[To do]
Copy each line of the listing below exactly.

Extracted data entries:
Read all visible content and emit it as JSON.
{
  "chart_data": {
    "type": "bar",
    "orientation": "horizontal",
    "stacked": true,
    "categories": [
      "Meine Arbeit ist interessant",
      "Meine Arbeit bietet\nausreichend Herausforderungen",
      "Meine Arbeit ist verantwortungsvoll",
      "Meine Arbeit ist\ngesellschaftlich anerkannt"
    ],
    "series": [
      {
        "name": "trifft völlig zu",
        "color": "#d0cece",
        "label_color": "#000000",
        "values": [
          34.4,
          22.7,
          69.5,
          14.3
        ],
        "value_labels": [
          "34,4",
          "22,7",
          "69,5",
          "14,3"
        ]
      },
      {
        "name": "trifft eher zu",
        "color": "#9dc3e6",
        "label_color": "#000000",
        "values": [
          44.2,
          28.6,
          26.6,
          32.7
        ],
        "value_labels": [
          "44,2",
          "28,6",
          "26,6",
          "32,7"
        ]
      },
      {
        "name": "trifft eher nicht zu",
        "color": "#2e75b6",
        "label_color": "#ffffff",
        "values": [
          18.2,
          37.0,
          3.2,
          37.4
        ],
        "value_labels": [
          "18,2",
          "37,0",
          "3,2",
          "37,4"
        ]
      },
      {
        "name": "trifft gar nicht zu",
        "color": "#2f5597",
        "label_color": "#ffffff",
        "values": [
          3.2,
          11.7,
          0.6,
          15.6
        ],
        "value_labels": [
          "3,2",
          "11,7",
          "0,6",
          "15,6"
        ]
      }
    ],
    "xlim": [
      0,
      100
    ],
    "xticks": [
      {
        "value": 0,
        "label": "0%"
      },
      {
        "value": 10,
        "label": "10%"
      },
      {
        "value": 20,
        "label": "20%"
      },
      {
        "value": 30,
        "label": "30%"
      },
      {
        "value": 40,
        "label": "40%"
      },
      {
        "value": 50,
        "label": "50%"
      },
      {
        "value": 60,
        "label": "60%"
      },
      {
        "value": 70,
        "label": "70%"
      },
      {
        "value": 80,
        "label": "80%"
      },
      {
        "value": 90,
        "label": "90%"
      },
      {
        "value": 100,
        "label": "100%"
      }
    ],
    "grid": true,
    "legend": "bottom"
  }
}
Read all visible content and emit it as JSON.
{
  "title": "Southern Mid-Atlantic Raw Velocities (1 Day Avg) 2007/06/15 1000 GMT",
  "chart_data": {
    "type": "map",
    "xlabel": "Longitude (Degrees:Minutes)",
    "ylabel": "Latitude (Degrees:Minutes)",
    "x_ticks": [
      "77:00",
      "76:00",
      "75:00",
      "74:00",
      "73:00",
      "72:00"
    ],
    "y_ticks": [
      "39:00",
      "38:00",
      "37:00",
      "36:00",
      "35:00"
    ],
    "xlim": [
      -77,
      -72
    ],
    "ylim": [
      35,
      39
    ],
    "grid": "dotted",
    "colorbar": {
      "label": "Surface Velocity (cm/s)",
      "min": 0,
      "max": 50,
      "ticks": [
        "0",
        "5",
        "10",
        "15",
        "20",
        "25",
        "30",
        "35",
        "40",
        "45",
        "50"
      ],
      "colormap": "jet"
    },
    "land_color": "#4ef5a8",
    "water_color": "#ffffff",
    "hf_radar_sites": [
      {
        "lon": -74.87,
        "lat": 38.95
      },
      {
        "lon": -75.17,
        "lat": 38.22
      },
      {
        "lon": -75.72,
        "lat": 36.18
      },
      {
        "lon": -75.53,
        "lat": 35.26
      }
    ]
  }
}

[Answer to this task]
Read all visible content and emit it as JSON.
{
  "chart_data": {
    "type": "bar",
    "orientation": "horizontal",
    "stacked": true,
    "categories": [
      "Meine Arbeit ist interessant",
      "Meine Arbeit bietet\nausreichend Herausforderungen",
      "Meine Arbeit ist verantwortungsvoll",
      "Meine Arbeit ist\ngesellschaftlich anerkannt"
    ],
    "series": [
      {
        "name": "trifft völlig zu",
        "color": "#d0cece",
        "label_color": "#000000",
        "values": [
          34.4,
          22.7,
          69.5,
          14.3
        ],
        "value_labels": [
          "34,4",
          "22,7",
          "69,5",
          "14,3"
        ]
      },
      {
        "name": "trifft eher zu",
        "color": "#9dc3e6",
        "label_color": "#000000",
        "values": [
          44.2,
          28.6,
          26.6,
          32.7
        ],
        "value_labels": [
          "44,2",
          "28,6",
          "26,6",
          "32,7"
        ]
      },
      {
        "name": "trifft eher nicht zu",
        "color": "#2e75b6",
        "label_color": "#ffffff",
        "values": [
          18.2,
          37.0,
          3.2,
          37.4
        ],
        "value_labels": [
          "18,2",
          "37,0",
          "3,2",
          "37,4"
        ]
      },
      {
        "name": "trifft gar nicht zu",
        "color": "#2f5597",
        "label_color": "#ffffff",
        "values": [
          3.2,
          11.7,
          0.6,
          15.6
        ],
        "value_labels": [
          "3,2",
          "11,7",
          "0,6",
          "15,6"
        ]
      }
    ],
    "xlim": [
      0,
      100
    ],
    "xticks": [
      {
        "value": 0,
        "label": "0%"
      },
      {
        "value": 10,
        "label": "10%"
      },
      {
        "value": 20,
        "label": "20%"
      },
      {
        "value": 30,
        "label": "30%"
      },
      {
        "value": 40,
        "label": "40%"
      },
      {
        "value": 50,
        "label": "50%"
      },
      {
        "value": 60,
        "label": "60%"
      },
      {
        "value": 70,
        "label": "70%"
      },
      {
        "value": 80,
        "label": "80%"
      },
      {
        "value": 90,
        "label": "90%"
      },
      {
        "value": 100,
        "label": "100%"
      }
    ],
    "grid": true,
    "legend": "bottom"
  }
}
Read all visible content and emit it as JSON.
{
  "title": "Southern Mid-Atlantic Raw Velocities (1 Day Avg) 2007/06/15 1000 GMT",
  "chart_data": {
    "type": "map",
    "xlabel": "Longitude (Degrees:Minutes)",
    "ylabel": "Latitude (Degrees:Minutes)",
    "x_ticks": [
      "77:00",
      "76:00",
      "75:00",
      "74:00",
      "73:00",
      "72:00"
    ],
    "y_ticks": [
      "39:00",
      "38:00",
      "37:00",
      "36:00",
      "35:00"
    ],
    "xlim": [
      -77,
      -72
    ],
    "ylim": [
      35,
      39
    ],
    "grid": "dotted",
    "colorbar": {
      "label": "Surface Velocity (cm/s)",
      "min": 0,
      "max": 50,
      "ticks": [
        "0",
        "5",
        "10",
        "15",
        "20",
        "25",
        "30",
        "35",
        "40",
        "45",
        "50"
      ],
      "colormap": "jet"
    },
    "land_color": "#4ef5a8",
    "water_color": "#ffffff",
    "hf_radar_sites": [
      {
        "lon": -74.87,
        "lat": 38.95
      },
      {
        "lon": -75.17,
        "lat": 38.22
      },
      {
        "lon": -75.72,
        "lat": 36.18
      },
      {
        "lon": -75.53,
        "lat": 35.26
      }
    ]
  }
}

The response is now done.